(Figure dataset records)

___

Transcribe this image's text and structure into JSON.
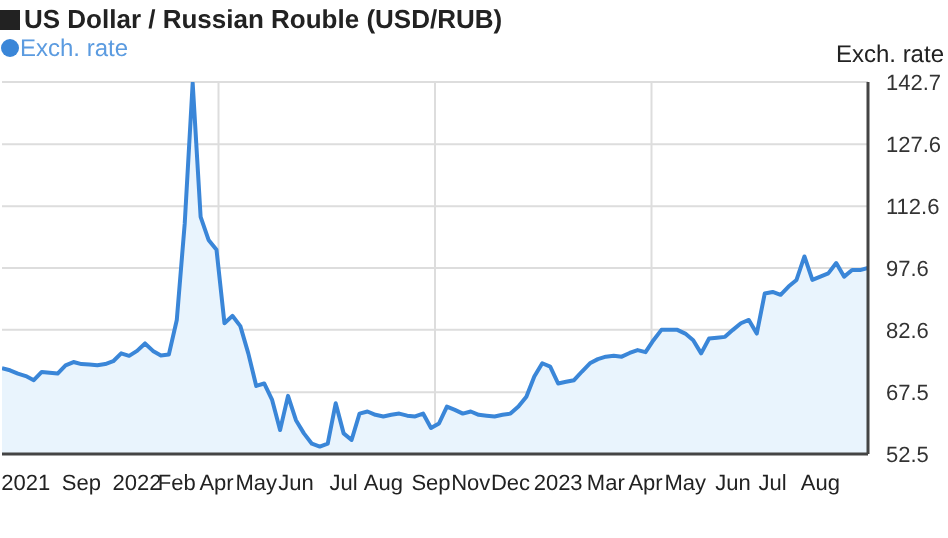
{
  "chart_data": {
    "type": "area",
    "title": "US Dollar / Russian Rouble (USD/RUB)",
    "ylabel": "Exch. rate",
    "categories": [
      null,
      null,
      null,
      "2021",
      null,
      null,
      null,
      null,
      null,
      null,
      "Sep",
      null,
      null,
      null,
      null,
      null,
      null,
      "2022",
      null,
      null,
      null,
      null,
      "Feb",
      null,
      null,
      null,
      null,
      "Apr",
      null,
      null,
      null,
      null,
      "May",
      null,
      null,
      null,
      null,
      "Jun",
      null,
      null,
      null,
      null,
      null,
      "Jul",
      null,
      null,
      null,
      null,
      "Aug",
      null,
      null,
      null,
      null,
      null,
      "Sep",
      null,
      null,
      null,
      null,
      "Nov",
      null,
      null,
      null,
      null,
      "Dec",
      null,
      null,
      null,
      null,
      null,
      "2023",
      null,
      null,
      null,
      null,
      null,
      "Mar",
      null,
      null,
      null,
      null,
      "Apr",
      null,
      null,
      null,
      null,
      "May",
      null,
      null,
      null,
      null,
      null,
      "Jun",
      null,
      null,
      null,
      null,
      "Jul",
      null,
      null,
      null,
      null,
      null,
      "Aug",
      null,
      null,
      null,
      null,
      null,
      null
    ],
    "series": [
      {
        "name": "Exch. rate",
        "color": "#3a86d8",
        "values": [
          73.3,
          72.8,
          72.0,
          71.4,
          70.4,
          72.4,
          72.2,
          72.0,
          74.0,
          74.8,
          74.3,
          74.2,
          74.0,
          74.3,
          75.0,
          76.9,
          76.3,
          77.5,
          79.3,
          77.5,
          76.4,
          76.6,
          85.0,
          108.4,
          142.4,
          110.0,
          104.4,
          102.0,
          84.2,
          86.0,
          83.5,
          76.9,
          69.0,
          69.6,
          65.6,
          58.3,
          66.6,
          60.7,
          57.5,
          55.0,
          54.3,
          55.0,
          64.8,
          57.5,
          55.9,
          62.3,
          62.8,
          62.0,
          61.6,
          62.0,
          62.3,
          61.8,
          61.6,
          62.3,
          58.8,
          59.9,
          64.0,
          63.2,
          62.3,
          62.8,
          62.0,
          61.8,
          61.6,
          62.0,
          62.3,
          64.0,
          66.4,
          71.3,
          74.5,
          73.7,
          69.6,
          70.0,
          70.4,
          72.5,
          74.5,
          75.5,
          76.1,
          76.3,
          76.1,
          77.0,
          77.7,
          77.2,
          80.1,
          82.6,
          82.6,
          82.6,
          81.7,
          80.1,
          76.9,
          80.5,
          80.7,
          80.9,
          82.6,
          84.2,
          85.0,
          81.7,
          91.4,
          91.8,
          91.1,
          93.1,
          94.7,
          100.4,
          94.7,
          95.5,
          96.3,
          98.8,
          95.5,
          97.1,
          97.1,
          97.6
        ]
      }
    ],
    "ylim": [
      52.5,
      142.7
    ],
    "yticks": [
      52.5,
      67.5,
      82.6,
      97.6,
      112.6,
      127.6,
      142.7
    ],
    "grid": true,
    "legend": "top left"
  }
}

___

WHAT TO DO: Omitting all images, retype each line of the records precisely.

RESULT:
Transcribe this image's text and structure into JSON.
{
  "chart_data": {
    "type": "area",
    "title": "US Dollar / Russian Rouble (USD/RUB)",
    "ylabel": "Exch. rate",
    "categories": [
      null,
      null,
      null,
      "2021",
      null,
      null,
      null,
      null,
      null,
      null,
      "Sep",
      null,
      null,
      null,
      null,
      null,
      null,
      "2022",
      null,
      null,
      null,
      null,
      "Feb",
      null,
      null,
      null,
      null,
      "Apr",
      null,
      null,
      null,
      null,
      "May",
      null,
      null,
      null,
      null,
      "Jun",
      null,
      null,
      null,
      null,
      null,
      "Jul",
      null,
      null,
      null,
      null,
      "Aug",
      null,
      null,
      null,
      null,
      null,
      "Sep",
      null,
      null,
      null,
      null,
      "Nov",
      null,
      null,
      null,
      null,
      "Dec",
      null,
      null,
      null,
      null,
      null,
      "2023",
      null,
      null,
      null,
      null,
      null,
      "Mar",
      null,
      null,
      null,
      null,
      "Apr",
      null,
      null,
      null,
      null,
      "May",
      null,
      null,
      null,
      null,
      null,
      "Jun",
      null,
      null,
      null,
      null,
      "Jul",
      null,
      null,
      null,
      null,
      null,
      "Aug",
      null,
      null,
      null,
      null,
      null,
      null
    ],
    "series": [
      {
        "name": "Exch. rate",
        "color": "#3a86d8",
        "values": [
          73.3,
          72.8,
          72.0,
          71.4,
          70.4,
          72.4,
          72.2,
          72.0,
          74.0,
          74.8,
          74.3,
          74.2,
          74.0,
          74.3,
          75.0,
          76.9,
          76.3,
          77.5,
          79.3,
          77.5,
          76.4,
          76.6,
          85.0,
          108.4,
          142.4,
          110.0,
          104.4,
          102.0,
          84.2,
          86.0,
          83.5,
          76.9,
          69.0,
          69.6,
          65.6,
          58.3,
          66.6,
          60.7,
          57.5,
          55.0,
          54.3,
          55.0,
          64.8,
          57.5,
          55.9,
          62.3,
          62.8,
          62.0,
          61.6,
          62.0,
          62.3,
          61.8,
          61.6,
          62.3,
          58.8,
          59.9,
          64.0,
          63.2,
          62.3,
          62.8,
          62.0,
          61.8,
          61.6,
          62.0,
          62.3,
          64.0,
          66.4,
          71.3,
          74.5,
          73.7,
          69.6,
          70.0,
          70.4,
          72.5,
          74.5,
          75.5,
          76.1,
          76.3,
          76.1,
          77.0,
          77.7,
          77.2,
          80.1,
          82.6,
          82.6,
          82.6,
          81.7,
          80.1,
          76.9,
          80.5,
          80.7,
          80.9,
          82.6,
          84.2,
          85.0,
          81.7,
          91.4,
          91.8,
          91.1,
          93.1,
          94.7,
          100.4,
          94.7,
          95.5,
          96.3,
          98.8,
          95.5,
          97.1,
          97.1,
          97.6
        ]
      }
    ],
    "ylim": [
      52.5,
      142.7
    ],
    "yticks": [
      52.5,
      67.5,
      82.6,
      97.6,
      112.6,
      127.6,
      142.7
    ],
    "grid": true,
    "legend": "top left"
  }
}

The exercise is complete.